__PROMPT__:
If an entry holds a picture, leave that picture out; copy everything else exactly.

BEGIN DATASET ENTRIES

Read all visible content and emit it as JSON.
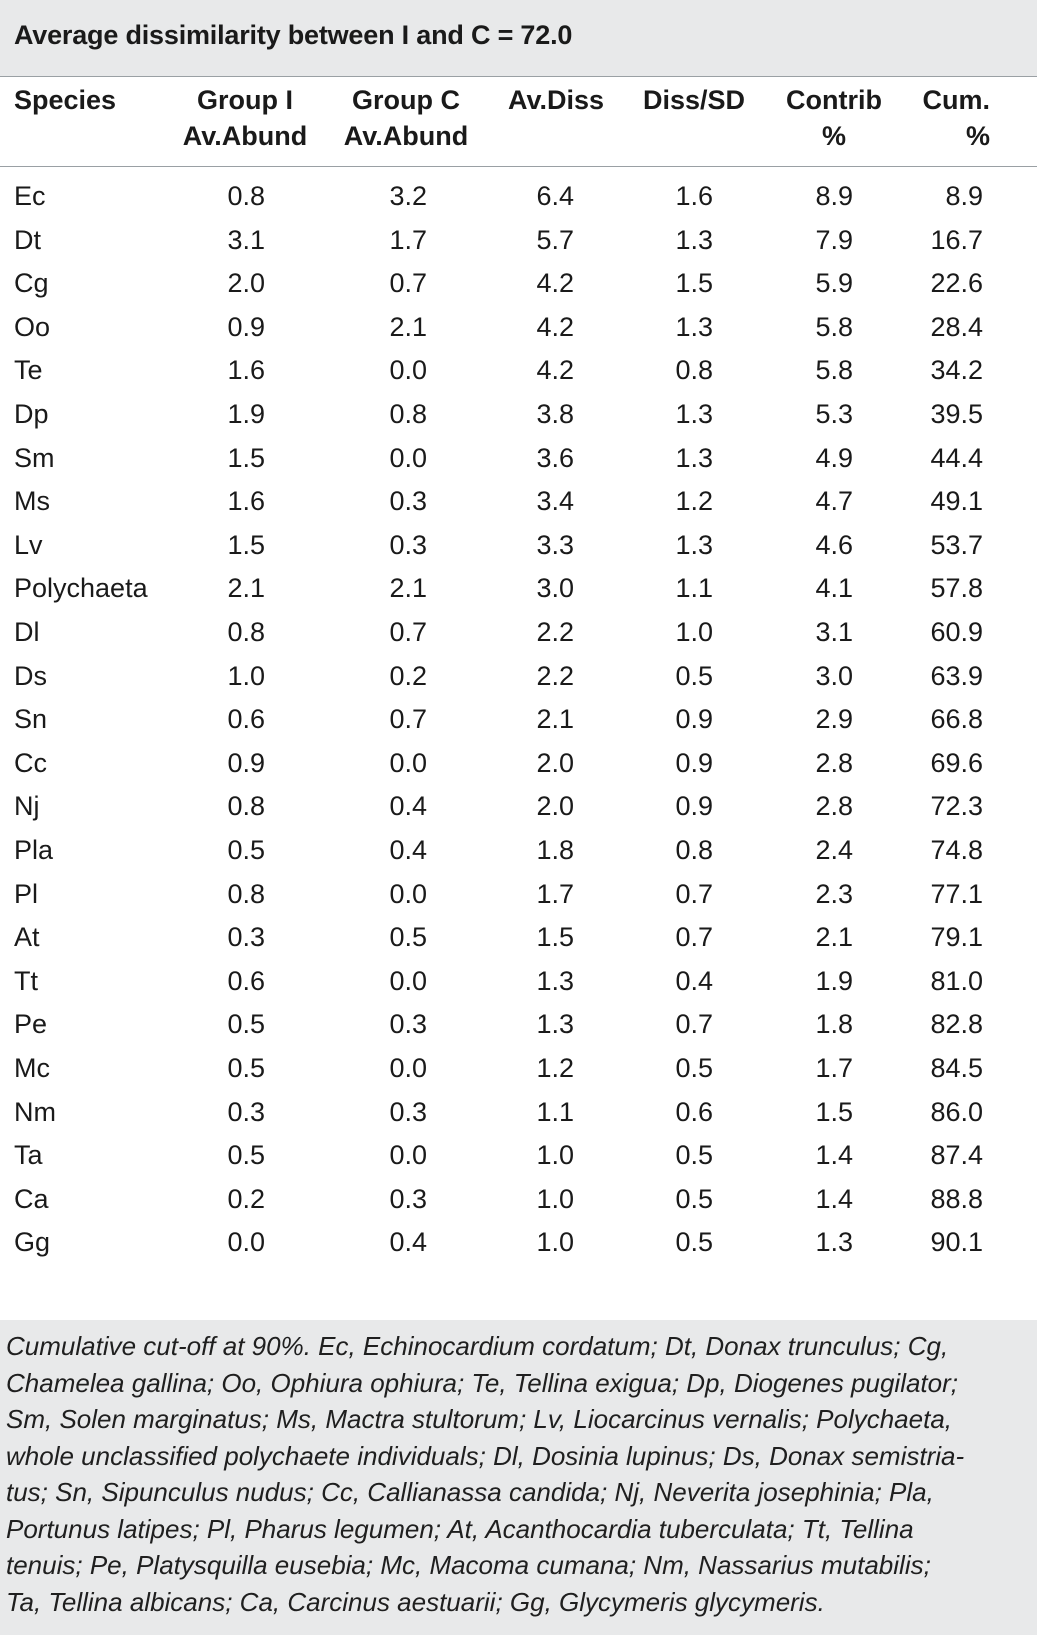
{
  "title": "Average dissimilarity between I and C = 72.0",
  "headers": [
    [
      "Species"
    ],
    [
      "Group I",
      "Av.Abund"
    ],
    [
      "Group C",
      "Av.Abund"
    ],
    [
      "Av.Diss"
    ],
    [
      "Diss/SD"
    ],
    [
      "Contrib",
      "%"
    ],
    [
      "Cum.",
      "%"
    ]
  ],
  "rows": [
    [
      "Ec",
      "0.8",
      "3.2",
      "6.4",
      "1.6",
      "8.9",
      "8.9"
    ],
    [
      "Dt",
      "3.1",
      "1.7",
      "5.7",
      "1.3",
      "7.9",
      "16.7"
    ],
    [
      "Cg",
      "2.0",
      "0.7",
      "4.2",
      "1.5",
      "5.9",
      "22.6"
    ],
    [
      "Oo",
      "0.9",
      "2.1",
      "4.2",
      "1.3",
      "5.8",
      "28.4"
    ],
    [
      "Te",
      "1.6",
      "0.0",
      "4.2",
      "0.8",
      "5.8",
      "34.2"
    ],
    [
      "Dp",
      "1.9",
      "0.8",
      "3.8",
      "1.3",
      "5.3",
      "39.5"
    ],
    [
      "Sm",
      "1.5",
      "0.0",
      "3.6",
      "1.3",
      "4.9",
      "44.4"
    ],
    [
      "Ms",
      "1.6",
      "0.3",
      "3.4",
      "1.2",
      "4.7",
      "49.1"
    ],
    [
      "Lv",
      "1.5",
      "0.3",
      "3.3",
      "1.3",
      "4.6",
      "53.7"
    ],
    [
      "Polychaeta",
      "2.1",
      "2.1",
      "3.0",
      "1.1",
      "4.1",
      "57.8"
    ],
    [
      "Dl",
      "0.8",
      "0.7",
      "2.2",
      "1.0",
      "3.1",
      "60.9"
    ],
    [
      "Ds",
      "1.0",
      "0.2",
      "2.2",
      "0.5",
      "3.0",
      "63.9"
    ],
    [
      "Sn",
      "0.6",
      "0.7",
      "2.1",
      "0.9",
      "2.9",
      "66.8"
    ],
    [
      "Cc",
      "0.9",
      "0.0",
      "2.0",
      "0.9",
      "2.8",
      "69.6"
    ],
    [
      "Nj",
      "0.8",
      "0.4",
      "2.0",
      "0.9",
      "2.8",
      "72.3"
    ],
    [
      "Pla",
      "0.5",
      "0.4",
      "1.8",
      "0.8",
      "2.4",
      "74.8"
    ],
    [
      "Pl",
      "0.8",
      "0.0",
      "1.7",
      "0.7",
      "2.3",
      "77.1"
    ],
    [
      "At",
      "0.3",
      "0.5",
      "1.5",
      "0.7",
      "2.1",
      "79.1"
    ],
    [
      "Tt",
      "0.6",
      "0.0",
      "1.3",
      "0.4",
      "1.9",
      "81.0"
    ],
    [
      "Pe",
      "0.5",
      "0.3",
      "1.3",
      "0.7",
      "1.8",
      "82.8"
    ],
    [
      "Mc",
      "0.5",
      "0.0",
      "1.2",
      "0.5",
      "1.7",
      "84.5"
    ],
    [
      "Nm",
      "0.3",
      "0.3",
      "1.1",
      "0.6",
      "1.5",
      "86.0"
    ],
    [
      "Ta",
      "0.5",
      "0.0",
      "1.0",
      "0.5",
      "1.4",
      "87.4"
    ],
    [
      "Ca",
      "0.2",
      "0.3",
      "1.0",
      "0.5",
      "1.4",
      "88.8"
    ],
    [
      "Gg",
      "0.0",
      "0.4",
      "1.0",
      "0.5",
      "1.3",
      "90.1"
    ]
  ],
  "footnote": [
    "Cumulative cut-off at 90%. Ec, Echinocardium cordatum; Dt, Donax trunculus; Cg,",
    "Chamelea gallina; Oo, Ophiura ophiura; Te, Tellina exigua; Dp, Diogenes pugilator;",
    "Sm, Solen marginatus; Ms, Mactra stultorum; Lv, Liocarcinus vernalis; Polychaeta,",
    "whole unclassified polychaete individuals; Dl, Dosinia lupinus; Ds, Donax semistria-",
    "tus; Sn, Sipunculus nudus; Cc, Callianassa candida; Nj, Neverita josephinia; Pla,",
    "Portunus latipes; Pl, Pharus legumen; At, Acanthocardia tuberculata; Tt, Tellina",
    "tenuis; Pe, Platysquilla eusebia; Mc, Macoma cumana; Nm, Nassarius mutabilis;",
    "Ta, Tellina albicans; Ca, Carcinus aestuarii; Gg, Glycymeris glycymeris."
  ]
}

END DATASET ENTRIES

__ANSWER BOX__:
Read all visible content and emit it as JSON.
{
  "title": "Average dissimilarity between I and C = 72.0",
  "headers": [
    [
      "Species"
    ],
    [
      "Group I",
      "Av.Abund"
    ],
    [
      "Group C",
      "Av.Abund"
    ],
    [
      "Av.Diss"
    ],
    [
      "Diss/SD"
    ],
    [
      "Contrib",
      "%"
    ],
    [
      "Cum.",
      "%"
    ]
  ],
  "rows": [
    [
      "Ec",
      "0.8",
      "3.2",
      "6.4",
      "1.6",
      "8.9",
      "8.9"
    ],
    [
      "Dt",
      "3.1",
      "1.7",
      "5.7",
      "1.3",
      "7.9",
      "16.7"
    ],
    [
      "Cg",
      "2.0",
      "0.7",
      "4.2",
      "1.5",
      "5.9",
      "22.6"
    ],
    [
      "Oo",
      "0.9",
      "2.1",
      "4.2",
      "1.3",
      "5.8",
      "28.4"
    ],
    [
      "Te",
      "1.6",
      "0.0",
      "4.2",
      "0.8",
      "5.8",
      "34.2"
    ],
    [
      "Dp",
      "1.9",
      "0.8",
      "3.8",
      "1.3",
      "5.3",
      "39.5"
    ],
    [
      "Sm",
      "1.5",
      "0.0",
      "3.6",
      "1.3",
      "4.9",
      "44.4"
    ],
    [
      "Ms",
      "1.6",
      "0.3",
      "3.4",
      "1.2",
      "4.7",
      "49.1"
    ],
    [
      "Lv",
      "1.5",
      "0.3",
      "3.3",
      "1.3",
      "4.6",
      "53.7"
    ],
    [
      "Polychaeta",
      "2.1",
      "2.1",
      "3.0",
      "1.1",
      "4.1",
      "57.8"
    ],
    [
      "Dl",
      "0.8",
      "0.7",
      "2.2",
      "1.0",
      "3.1",
      "60.9"
    ],
    [
      "Ds",
      "1.0",
      "0.2",
      "2.2",
      "0.5",
      "3.0",
      "63.9"
    ],
    [
      "Sn",
      "0.6",
      "0.7",
      "2.1",
      "0.9",
      "2.9",
      "66.8"
    ],
    [
      "Cc",
      "0.9",
      "0.0",
      "2.0",
      "0.9",
      "2.8",
      "69.6"
    ],
    [
      "Nj",
      "0.8",
      "0.4",
      "2.0",
      "0.9",
      "2.8",
      "72.3"
    ],
    [
      "Pla",
      "0.5",
      "0.4",
      "1.8",
      "0.8",
      "2.4",
      "74.8"
    ],
    [
      "Pl",
      "0.8",
      "0.0",
      "1.7",
      "0.7",
      "2.3",
      "77.1"
    ],
    [
      "At",
      "0.3",
      "0.5",
      "1.5",
      "0.7",
      "2.1",
      "79.1"
    ],
    [
      "Tt",
      "0.6",
      "0.0",
      "1.3",
      "0.4",
      "1.9",
      "81.0"
    ],
    [
      "Pe",
      "0.5",
      "0.3",
      "1.3",
      "0.7",
      "1.8",
      "82.8"
    ],
    [
      "Mc",
      "0.5",
      "0.0",
      "1.2",
      "0.5",
      "1.7",
      "84.5"
    ],
    [
      "Nm",
      "0.3",
      "0.3",
      "1.1",
      "0.6",
      "1.5",
      "86.0"
    ],
    [
      "Ta",
      "0.5",
      "0.0",
      "1.0",
      "0.5",
      "1.4",
      "87.4"
    ],
    [
      "Ca",
      "0.2",
      "0.3",
      "1.0",
      "0.5",
      "1.4",
      "88.8"
    ],
    [
      "Gg",
      "0.0",
      "0.4",
      "1.0",
      "0.5",
      "1.3",
      "90.1"
    ]
  ],
  "footnote": [
    "Cumulative cut-off at 90%. Ec, Echinocardium cordatum; Dt, Donax trunculus; Cg,",
    "Chamelea gallina; Oo, Ophiura ophiura; Te, Tellina exigua; Dp, Diogenes pugilator;",
    "Sm, Solen marginatus; Ms, Mactra stultorum; Lv, Liocarcinus vernalis; Polychaeta,",
    "whole unclassified polychaete individuals; Dl, Dosinia lupinus; Ds, Donax semistria-",
    "tus; Sn, Sipunculus nudus; Cc, Callianassa candida; Nj, Neverita josephinia; Pla,",
    "Portunus latipes; Pl, Pharus legumen; At, Acanthocardia tuberculata; Tt, Tellina",
    "tenuis; Pe, Platysquilla eusebia; Mc, Macoma cumana; Nm, Nassarius mutabilis;",
    "Ta, Tellina albicans; Ca, Carcinus aestuarii; Gg, Glycymeris glycymeris."
  ]
}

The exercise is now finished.